[START Extracted material]
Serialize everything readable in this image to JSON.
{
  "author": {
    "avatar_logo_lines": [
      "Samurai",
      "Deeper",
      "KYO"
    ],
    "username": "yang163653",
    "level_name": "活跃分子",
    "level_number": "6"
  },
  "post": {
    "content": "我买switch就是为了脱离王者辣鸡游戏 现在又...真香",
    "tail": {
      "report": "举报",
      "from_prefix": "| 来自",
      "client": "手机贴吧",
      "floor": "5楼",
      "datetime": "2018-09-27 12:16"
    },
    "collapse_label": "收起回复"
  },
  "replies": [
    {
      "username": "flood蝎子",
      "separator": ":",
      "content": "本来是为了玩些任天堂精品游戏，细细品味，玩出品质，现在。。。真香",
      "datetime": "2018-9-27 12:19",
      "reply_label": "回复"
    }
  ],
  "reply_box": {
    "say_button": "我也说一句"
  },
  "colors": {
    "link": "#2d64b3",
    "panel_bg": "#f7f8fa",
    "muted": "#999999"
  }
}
[END Extracted material]
→ **What you need to do**
Retype the data in full and match it exactly.

→ **Result of this task**
Serialize everything readable in this image to JSON.
{
  "author": {
    "avatar_logo_lines": [
      "Samurai",
      "Deeper",
      "KYO"
    ],
    "username": "yang163653",
    "level_name": "活跃分子",
    "level_number": "6"
  },
  "post": {
    "content": "我买switch就是为了脱离王者辣鸡游戏 现在又...真香",
    "tail": {
      "report": "举报",
      "from_prefix": "| 来自",
      "client": "手机贴吧",
      "floor": "5楼",
      "datetime": "2018-09-27 12:16"
    },
    "collapse_label": "收起回复"
  },
  "replies": [
    {
      "username": "flood蝎子",
      "separator": ":",
      "content": "本来是为了玩些任天堂精品游戏，细细品味，玩出品质，现在。。。真香",
      "datetime": "2018-9-27 12:19",
      "reply_label": "回复"
    }
  ],
  "reply_box": {
    "say_button": "我也说一句"
  },
  "colors": {
    "link": "#2d64b3",
    "panel_bg": "#f7f8fa",
    "muted": "#999999"
  }
}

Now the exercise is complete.